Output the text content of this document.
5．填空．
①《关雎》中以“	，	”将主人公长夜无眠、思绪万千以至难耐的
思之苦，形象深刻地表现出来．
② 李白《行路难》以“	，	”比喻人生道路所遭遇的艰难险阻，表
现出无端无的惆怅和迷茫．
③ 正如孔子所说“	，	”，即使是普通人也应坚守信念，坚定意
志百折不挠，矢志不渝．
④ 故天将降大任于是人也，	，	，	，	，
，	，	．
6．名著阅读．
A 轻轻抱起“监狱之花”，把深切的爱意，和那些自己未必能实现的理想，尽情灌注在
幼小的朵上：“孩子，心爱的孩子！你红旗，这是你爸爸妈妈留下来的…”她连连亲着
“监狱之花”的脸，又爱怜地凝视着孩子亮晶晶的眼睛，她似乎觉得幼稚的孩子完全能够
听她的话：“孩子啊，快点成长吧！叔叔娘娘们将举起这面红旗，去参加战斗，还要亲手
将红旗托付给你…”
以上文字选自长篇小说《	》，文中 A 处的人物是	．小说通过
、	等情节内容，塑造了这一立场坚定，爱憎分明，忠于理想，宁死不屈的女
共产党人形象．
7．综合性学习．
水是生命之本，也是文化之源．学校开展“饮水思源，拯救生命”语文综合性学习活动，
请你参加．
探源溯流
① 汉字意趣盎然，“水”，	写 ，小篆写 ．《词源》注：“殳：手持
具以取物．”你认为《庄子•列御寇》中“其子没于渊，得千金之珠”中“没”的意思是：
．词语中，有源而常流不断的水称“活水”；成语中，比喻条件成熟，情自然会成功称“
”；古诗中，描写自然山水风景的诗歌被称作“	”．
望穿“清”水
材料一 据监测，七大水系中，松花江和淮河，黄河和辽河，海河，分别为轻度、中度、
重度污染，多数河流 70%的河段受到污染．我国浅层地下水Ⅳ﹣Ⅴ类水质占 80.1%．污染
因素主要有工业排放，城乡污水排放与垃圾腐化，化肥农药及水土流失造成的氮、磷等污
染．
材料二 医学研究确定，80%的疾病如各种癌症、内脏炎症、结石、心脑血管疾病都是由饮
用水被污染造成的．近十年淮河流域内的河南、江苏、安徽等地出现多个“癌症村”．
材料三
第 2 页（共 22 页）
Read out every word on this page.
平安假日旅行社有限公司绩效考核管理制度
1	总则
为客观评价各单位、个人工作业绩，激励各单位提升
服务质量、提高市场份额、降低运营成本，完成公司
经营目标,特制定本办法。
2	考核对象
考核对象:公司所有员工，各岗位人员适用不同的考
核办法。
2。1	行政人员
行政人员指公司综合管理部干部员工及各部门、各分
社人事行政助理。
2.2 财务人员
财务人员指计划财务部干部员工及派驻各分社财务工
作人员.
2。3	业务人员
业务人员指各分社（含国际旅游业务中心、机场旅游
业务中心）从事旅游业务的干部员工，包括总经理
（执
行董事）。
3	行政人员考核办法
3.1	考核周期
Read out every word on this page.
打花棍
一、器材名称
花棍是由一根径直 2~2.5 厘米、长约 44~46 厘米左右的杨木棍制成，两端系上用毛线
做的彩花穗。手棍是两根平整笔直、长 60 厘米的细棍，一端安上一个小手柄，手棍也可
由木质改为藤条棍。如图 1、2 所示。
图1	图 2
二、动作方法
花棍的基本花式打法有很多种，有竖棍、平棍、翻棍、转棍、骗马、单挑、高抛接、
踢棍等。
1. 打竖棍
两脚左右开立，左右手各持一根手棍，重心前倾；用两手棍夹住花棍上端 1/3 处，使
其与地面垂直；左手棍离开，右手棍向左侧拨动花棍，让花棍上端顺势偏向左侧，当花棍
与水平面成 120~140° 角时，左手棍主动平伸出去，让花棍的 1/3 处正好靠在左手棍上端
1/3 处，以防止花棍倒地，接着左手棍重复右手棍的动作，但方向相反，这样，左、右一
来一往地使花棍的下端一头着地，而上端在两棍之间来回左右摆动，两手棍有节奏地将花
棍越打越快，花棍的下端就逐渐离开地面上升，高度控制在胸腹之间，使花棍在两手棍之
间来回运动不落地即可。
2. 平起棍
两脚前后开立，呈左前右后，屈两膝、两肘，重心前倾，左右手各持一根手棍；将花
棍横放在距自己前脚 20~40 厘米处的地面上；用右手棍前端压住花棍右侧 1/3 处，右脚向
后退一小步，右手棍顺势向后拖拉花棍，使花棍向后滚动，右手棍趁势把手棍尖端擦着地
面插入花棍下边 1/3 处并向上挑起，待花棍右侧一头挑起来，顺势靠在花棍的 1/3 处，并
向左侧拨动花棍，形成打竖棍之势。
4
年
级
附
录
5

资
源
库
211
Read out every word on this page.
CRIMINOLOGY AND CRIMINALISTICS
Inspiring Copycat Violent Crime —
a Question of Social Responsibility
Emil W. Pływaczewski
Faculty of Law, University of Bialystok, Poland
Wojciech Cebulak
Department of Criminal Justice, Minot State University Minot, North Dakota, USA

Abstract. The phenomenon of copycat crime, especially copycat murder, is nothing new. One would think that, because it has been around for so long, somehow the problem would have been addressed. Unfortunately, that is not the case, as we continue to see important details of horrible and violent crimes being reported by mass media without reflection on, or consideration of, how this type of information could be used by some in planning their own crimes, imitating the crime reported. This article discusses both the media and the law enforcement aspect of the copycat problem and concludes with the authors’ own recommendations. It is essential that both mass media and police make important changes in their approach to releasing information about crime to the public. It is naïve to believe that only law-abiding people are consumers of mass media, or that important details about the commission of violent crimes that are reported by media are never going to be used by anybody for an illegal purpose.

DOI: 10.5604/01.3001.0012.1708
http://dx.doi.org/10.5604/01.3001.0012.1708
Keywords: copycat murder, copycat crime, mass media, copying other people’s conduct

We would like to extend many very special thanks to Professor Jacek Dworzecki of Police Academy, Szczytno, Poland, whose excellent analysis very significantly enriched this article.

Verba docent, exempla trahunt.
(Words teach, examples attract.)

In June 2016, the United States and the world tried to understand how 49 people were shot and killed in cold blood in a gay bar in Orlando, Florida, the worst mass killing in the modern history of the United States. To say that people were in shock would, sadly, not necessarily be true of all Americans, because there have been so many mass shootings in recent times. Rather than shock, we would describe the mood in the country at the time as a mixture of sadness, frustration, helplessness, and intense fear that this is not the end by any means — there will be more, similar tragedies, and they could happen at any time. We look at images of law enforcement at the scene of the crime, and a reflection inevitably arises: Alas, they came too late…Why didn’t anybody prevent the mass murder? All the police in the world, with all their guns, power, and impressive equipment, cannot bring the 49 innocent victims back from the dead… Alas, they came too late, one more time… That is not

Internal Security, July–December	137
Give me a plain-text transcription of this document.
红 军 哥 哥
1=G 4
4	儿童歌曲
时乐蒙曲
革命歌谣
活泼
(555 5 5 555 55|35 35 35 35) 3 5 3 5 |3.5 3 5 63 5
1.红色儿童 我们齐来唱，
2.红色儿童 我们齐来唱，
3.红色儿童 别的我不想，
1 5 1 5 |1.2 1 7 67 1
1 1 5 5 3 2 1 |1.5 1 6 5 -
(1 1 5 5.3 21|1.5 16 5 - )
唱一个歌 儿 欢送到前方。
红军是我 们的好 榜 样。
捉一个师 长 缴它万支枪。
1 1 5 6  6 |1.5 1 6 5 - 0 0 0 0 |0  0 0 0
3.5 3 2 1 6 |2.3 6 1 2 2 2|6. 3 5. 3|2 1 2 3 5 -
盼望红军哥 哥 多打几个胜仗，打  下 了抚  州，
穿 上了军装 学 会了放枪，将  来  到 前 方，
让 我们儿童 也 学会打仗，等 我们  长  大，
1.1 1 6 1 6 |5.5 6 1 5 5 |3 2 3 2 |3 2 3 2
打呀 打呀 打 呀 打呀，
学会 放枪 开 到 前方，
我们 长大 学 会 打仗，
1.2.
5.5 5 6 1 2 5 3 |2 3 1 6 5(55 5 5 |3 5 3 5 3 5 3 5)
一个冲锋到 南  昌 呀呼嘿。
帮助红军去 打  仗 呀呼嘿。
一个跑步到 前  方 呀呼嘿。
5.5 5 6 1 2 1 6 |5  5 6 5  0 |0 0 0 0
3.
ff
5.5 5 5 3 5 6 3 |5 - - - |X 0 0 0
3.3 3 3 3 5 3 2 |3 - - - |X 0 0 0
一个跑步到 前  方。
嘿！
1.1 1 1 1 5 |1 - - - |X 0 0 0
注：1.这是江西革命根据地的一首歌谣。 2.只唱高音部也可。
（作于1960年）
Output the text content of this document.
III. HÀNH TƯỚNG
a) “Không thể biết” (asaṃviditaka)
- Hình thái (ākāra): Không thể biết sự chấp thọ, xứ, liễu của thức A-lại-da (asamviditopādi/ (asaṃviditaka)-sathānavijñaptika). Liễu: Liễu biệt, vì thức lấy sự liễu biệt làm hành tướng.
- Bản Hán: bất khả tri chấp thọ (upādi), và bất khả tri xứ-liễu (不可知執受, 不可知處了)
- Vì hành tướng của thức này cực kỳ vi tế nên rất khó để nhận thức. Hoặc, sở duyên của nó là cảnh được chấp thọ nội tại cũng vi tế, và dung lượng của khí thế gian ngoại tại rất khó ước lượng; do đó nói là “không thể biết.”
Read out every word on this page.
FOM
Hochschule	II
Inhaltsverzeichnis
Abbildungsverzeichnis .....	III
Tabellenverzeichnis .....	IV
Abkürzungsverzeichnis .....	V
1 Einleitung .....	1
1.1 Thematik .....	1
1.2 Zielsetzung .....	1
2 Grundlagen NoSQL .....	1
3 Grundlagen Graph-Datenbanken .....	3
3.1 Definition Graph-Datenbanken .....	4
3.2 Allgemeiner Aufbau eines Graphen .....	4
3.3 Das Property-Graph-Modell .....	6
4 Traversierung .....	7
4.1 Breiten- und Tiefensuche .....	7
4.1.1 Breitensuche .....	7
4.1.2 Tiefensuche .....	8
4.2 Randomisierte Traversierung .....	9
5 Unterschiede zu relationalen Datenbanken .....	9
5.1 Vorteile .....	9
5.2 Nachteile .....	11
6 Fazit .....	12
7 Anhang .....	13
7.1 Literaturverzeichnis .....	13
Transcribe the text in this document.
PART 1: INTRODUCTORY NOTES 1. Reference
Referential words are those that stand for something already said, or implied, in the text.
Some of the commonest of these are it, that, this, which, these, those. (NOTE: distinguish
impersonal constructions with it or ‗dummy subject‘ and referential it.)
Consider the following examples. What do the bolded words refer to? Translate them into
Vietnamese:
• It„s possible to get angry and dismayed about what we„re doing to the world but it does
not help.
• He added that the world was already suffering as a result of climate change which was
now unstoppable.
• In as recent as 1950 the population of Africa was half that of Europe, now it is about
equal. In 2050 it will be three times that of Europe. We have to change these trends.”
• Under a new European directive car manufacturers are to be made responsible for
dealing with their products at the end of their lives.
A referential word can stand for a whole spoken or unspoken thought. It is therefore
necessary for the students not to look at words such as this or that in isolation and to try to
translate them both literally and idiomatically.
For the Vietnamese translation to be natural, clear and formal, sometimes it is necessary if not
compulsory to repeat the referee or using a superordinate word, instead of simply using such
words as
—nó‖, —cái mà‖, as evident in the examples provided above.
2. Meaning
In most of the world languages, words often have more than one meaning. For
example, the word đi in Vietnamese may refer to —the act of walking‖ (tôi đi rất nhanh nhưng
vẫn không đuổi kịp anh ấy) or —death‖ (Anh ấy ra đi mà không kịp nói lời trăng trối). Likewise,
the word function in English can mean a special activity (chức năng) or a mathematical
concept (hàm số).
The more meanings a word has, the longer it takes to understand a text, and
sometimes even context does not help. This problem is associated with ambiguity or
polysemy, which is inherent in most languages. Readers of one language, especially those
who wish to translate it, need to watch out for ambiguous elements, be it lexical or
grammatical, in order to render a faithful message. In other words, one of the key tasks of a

- **What to produce**: Using the listing above, gather each line that holds the string "does" and copy it.

- **Task output**:
• It„s possible to get angry and dismayed about what we„re doing to the world but it does
sometimes even context does not help. This problem is associated with ambiguity or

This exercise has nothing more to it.